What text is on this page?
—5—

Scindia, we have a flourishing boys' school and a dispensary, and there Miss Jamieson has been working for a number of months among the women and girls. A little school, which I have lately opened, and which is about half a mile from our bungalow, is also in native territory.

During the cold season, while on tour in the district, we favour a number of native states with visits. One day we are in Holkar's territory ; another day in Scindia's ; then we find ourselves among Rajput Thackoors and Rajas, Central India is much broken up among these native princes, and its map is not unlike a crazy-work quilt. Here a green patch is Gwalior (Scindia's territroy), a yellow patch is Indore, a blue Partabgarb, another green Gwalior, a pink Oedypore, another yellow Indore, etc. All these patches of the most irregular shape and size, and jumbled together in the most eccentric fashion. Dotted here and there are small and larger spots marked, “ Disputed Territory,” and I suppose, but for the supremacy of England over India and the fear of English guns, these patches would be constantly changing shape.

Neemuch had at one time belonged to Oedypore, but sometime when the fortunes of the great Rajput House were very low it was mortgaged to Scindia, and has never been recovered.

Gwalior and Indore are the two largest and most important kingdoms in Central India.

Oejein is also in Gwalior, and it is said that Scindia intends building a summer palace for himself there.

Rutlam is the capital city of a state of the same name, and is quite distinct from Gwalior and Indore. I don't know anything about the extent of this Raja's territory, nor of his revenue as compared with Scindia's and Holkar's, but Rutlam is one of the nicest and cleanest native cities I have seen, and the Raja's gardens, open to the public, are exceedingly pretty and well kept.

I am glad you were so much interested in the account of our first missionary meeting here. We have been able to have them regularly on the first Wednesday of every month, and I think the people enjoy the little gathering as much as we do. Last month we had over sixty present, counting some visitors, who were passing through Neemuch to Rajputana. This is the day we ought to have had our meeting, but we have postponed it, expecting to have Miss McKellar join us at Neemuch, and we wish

☆ ☆ ☆ ☆ ☆ ☆ ☆

— WRITTEN REQUEST —
Copy the data above exactly. Every line must be included.

— THE RESPONSE —
What text is on this page?
—5—

Scindia, we have a flourishing boys' school and a dispensary, and there Miss Jamieson has been working for a number of months among the women and girls. A little school, which I have lately opened, and which is about half a mile from our bungalow, is also in native territory.

During the cold season, while on tour in the district, we favour a number of native states with visits. One day we are in Holkar's territory ; another day in Scindia's ; then we find ourselves among Rajput Thackoors and Rajas, Central India is much broken up among these native princes, and its map is not unlike a crazy-work quilt. Here a green patch is Gwalior (Scindia's territroy), a yellow patch is Indore, a blue Partabgarb, another green Gwalior, a pink Oedypore, another yellow Indore, etc. All these patches of the most irregular shape and size, and jumbled together in the most eccentric fashion. Dotted here and there are small and larger spots marked, “ Disputed Territory,” and I suppose, but for the supremacy of England over India and the fear of English guns, these patches would be constantly changing shape.

Neemuch had at one time belonged to Oedypore, but sometime when the fortunes of the great Rajput House were very low it was mortgaged to Scindia, and has never been recovered.

Gwalior and Indore are the two largest and most important kingdoms in Central India.

Oejein is also in Gwalior, and it is said that Scindia intends building a summer palace for himself there.

Rutlam is the capital city of a state of the same name, and is quite distinct from Gwalior and Indore. I don't know anything about the extent of this Raja's territory, nor of his revenue as compared with Scindia's and Holkar's, but Rutlam is one of the nicest and cleanest native cities I have seen, and the Raja's gardens, open to the public, are exceedingly pretty and well kept.

I am glad you were so much interested in the account of our first missionary meeting here. We have been able to have them regularly on the first Wednesday of every month, and I think the people enjoy the little gathering as much as we do. Last month we had over sixty present, counting some visitors, who were passing through Neemuch to Rajputana. This is the day we ought to have had our meeting, but we have postponed it, expecting to have Miss McKellar join us at Neemuch, and we wish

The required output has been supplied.